- Data Masukan:

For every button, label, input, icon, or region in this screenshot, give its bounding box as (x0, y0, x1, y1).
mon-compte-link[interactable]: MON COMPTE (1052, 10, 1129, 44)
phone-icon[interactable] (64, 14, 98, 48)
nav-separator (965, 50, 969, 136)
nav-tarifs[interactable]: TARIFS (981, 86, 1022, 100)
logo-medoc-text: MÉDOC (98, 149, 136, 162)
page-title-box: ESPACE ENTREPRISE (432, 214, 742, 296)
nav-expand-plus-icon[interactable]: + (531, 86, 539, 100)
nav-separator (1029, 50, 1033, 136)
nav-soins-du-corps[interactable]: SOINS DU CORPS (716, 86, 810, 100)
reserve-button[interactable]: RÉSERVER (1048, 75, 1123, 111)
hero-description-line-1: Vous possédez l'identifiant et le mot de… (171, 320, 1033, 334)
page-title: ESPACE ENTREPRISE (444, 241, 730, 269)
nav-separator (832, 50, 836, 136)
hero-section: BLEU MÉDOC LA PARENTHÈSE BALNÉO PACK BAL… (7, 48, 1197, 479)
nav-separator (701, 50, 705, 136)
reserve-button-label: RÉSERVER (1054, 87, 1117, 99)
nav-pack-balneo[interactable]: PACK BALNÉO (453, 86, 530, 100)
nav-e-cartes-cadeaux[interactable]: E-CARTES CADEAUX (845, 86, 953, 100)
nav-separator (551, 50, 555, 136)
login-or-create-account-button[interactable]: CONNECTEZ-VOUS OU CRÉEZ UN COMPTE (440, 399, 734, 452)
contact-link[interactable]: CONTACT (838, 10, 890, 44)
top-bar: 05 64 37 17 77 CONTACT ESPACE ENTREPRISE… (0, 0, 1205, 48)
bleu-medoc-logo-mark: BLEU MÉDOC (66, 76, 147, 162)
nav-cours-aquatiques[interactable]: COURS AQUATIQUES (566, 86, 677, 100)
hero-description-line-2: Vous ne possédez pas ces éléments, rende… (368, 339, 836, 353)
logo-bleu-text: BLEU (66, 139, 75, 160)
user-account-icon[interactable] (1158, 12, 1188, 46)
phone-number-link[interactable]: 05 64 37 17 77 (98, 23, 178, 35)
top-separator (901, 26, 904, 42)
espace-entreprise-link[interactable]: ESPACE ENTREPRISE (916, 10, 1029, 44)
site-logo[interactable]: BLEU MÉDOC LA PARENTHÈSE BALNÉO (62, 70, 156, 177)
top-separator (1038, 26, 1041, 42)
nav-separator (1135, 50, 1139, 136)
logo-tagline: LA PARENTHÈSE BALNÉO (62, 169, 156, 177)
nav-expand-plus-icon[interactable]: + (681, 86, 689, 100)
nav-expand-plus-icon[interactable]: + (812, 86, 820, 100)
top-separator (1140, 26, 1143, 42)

- Latihan: Hitung baris dalam data di atas yang memuat kata "ENTREPRISE". Tulis angkanya saja.

- Jawaban Latihan: 4